▶ _WHAT TO DO_
Below are the entries; count the lines in them that contain the word "дней" and give only the number.
::: TASK INPUT
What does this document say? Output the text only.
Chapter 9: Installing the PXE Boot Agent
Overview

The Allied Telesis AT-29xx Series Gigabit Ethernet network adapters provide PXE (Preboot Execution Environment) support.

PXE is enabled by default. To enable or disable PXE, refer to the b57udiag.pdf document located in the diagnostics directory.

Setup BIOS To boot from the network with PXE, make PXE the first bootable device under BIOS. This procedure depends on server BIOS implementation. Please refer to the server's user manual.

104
::::::
::: TASK INPUT
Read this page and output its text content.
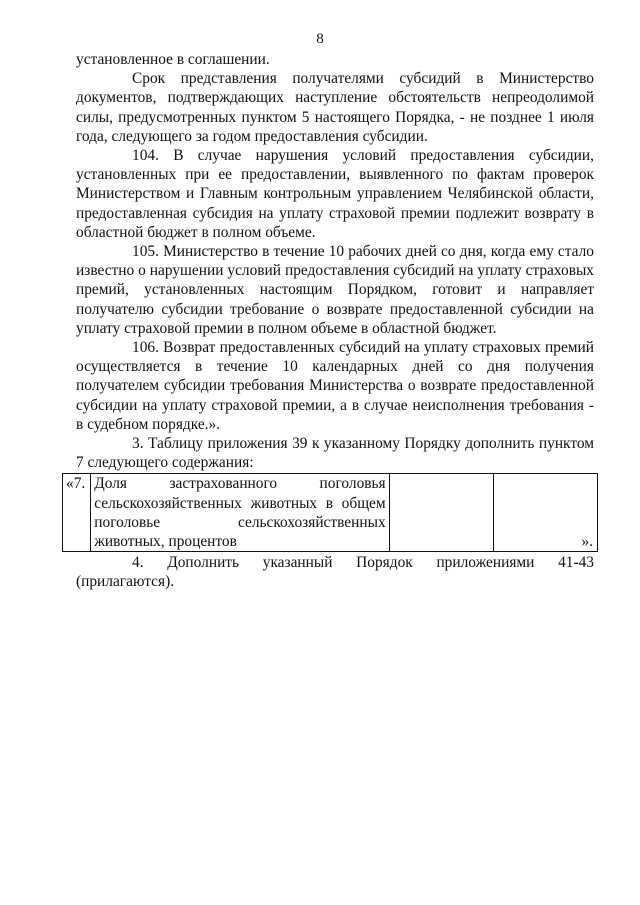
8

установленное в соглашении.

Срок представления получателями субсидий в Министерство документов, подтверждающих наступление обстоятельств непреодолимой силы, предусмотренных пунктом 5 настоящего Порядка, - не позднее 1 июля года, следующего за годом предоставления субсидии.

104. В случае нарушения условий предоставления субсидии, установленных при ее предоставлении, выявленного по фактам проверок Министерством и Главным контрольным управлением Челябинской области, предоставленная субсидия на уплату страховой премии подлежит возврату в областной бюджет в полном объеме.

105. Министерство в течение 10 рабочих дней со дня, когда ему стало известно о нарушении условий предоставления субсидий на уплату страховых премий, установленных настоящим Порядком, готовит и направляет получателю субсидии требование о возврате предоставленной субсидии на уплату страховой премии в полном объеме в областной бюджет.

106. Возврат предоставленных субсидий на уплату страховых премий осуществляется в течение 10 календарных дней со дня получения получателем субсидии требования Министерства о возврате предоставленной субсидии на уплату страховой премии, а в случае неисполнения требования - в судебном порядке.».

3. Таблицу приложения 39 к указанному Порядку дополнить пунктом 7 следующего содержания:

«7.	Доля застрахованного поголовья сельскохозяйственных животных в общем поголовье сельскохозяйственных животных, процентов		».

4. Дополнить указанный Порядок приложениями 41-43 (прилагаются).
::::::
::: TASK INPUT
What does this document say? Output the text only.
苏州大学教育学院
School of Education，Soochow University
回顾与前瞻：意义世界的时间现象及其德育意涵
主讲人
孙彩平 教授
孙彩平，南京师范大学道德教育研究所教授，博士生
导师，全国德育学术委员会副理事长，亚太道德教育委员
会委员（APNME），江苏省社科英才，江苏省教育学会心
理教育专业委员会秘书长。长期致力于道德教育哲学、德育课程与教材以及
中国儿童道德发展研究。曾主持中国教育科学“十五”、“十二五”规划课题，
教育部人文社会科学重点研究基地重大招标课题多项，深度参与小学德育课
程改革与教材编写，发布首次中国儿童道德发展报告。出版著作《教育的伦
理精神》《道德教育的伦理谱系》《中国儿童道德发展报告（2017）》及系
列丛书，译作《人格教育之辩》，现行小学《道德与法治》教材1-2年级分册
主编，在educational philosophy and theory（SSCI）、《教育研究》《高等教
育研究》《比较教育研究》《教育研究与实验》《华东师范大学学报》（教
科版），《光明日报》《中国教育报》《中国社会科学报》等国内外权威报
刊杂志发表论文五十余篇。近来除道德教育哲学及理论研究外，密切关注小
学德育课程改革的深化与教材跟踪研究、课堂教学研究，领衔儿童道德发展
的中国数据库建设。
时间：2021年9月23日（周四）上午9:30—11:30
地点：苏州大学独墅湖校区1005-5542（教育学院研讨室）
::::::
▶ _THE ANSWER_
2